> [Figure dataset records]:
---*---

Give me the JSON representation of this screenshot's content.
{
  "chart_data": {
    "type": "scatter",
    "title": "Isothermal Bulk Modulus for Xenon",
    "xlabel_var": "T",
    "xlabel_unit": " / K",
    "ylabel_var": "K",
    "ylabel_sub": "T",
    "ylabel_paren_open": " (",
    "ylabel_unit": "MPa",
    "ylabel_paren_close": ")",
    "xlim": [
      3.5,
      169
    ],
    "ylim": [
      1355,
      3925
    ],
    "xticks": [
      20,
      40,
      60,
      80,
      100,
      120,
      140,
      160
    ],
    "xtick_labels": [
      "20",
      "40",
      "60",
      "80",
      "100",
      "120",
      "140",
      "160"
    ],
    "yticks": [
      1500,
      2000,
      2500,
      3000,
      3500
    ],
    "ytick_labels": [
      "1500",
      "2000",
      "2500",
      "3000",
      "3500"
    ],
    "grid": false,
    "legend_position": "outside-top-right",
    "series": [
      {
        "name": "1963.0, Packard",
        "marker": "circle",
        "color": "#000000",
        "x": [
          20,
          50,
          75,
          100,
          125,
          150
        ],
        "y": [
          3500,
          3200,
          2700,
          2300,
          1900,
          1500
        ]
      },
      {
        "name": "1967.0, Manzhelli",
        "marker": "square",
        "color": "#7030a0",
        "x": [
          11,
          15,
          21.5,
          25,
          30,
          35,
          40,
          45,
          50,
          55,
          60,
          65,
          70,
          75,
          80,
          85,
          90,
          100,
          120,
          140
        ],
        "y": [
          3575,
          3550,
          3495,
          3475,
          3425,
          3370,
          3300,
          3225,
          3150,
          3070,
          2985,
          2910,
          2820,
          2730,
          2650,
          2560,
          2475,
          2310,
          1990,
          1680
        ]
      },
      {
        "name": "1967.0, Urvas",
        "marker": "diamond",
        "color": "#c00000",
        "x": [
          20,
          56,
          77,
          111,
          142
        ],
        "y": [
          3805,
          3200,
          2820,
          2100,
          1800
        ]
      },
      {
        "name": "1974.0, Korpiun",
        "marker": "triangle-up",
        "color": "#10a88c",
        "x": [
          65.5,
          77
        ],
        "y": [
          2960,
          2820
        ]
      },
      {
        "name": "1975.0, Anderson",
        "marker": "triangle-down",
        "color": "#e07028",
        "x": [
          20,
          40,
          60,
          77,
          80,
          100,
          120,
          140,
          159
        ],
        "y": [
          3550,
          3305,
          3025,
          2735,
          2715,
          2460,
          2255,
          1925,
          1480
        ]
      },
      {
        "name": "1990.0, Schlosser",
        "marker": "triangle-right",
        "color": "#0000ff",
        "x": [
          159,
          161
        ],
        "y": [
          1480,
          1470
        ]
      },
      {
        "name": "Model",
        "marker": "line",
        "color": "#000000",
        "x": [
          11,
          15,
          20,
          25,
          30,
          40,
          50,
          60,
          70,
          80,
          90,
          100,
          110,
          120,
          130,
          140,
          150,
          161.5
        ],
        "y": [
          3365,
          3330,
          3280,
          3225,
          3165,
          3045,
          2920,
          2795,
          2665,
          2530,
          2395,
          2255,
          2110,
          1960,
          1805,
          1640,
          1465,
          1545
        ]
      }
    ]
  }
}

---*---

Where a line holds "name", copy that line.

> [Output of the exercise]:
        "name": "1963.0, Packard",
        "name": "1967.0, Manzhelli",
        "name": "1967.0, Urvas",
        "name": "1974.0, Korpiun",
        "name": "1975.0, Anderson",
        "name": "1990.0, Schlosser",
        "name": "Model",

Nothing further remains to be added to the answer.